▶ _YOUR TASK_: Determine how many lines of the records include "have", and answer with the number alone.

-- BEGIN --

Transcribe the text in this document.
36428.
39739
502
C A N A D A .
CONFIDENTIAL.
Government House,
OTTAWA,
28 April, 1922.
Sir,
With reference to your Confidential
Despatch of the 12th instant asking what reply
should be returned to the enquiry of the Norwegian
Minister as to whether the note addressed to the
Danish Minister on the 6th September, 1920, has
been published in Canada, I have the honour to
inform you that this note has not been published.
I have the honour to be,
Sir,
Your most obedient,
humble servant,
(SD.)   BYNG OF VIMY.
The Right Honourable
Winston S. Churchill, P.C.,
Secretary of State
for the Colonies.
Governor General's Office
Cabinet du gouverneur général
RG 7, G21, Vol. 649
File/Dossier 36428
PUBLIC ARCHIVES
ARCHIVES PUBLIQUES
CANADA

-- END --
-- BEGIN --

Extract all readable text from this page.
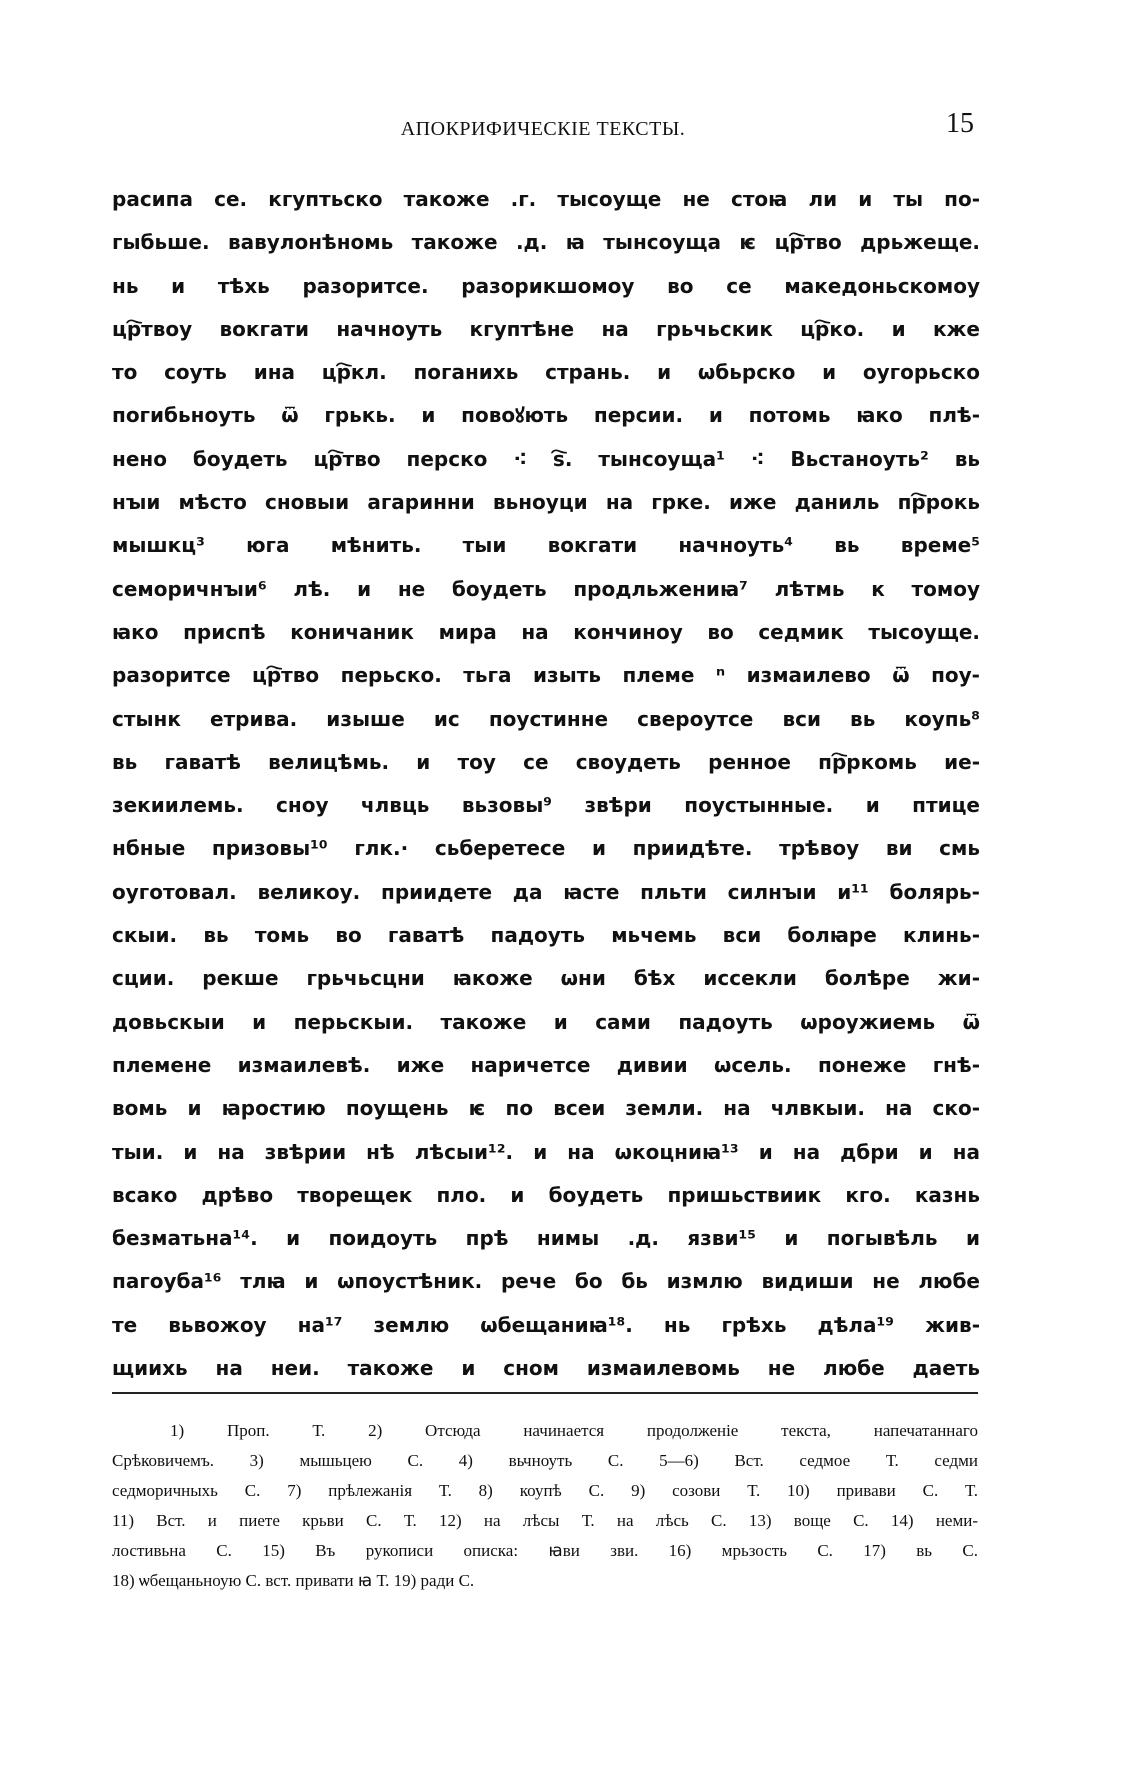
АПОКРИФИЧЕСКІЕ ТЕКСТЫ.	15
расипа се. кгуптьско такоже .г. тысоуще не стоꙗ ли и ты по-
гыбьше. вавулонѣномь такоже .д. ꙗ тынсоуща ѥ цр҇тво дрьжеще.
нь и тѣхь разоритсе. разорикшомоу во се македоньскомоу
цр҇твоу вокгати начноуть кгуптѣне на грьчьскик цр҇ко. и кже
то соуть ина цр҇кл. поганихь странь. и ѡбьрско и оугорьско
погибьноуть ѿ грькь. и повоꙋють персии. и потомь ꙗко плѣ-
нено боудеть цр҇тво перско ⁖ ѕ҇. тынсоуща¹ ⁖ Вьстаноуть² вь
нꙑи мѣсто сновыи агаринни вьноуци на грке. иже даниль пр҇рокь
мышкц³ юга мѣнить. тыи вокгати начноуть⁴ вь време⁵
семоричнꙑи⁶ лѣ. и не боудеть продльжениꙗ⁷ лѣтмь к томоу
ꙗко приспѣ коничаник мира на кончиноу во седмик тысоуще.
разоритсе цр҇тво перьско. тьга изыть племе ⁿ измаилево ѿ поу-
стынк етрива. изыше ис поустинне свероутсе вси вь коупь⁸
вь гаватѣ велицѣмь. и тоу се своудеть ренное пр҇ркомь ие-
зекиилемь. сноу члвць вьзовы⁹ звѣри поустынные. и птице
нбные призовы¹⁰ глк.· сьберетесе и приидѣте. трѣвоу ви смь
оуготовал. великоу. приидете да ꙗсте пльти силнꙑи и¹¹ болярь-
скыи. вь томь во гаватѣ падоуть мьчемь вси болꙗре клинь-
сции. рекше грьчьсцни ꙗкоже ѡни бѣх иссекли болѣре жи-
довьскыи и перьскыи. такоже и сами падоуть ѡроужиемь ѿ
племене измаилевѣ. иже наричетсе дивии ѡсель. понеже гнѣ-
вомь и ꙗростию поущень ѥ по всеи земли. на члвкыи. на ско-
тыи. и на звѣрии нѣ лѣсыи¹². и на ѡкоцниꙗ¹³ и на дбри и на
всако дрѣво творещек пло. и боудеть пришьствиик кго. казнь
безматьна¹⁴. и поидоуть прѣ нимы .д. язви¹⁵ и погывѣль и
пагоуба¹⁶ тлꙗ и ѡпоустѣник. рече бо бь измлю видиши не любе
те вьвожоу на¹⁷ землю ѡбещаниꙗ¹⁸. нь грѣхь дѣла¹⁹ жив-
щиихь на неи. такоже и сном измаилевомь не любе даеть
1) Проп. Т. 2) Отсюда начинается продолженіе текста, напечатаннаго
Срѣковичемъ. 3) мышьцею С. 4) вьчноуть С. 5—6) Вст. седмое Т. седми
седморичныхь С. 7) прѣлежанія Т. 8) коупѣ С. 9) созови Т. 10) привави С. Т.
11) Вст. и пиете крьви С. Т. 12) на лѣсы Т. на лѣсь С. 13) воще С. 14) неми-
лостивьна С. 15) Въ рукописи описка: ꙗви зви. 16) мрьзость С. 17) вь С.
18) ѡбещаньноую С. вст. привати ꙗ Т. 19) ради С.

-- END --

▶ _RESULT FOR THIS EXERCISE_: 2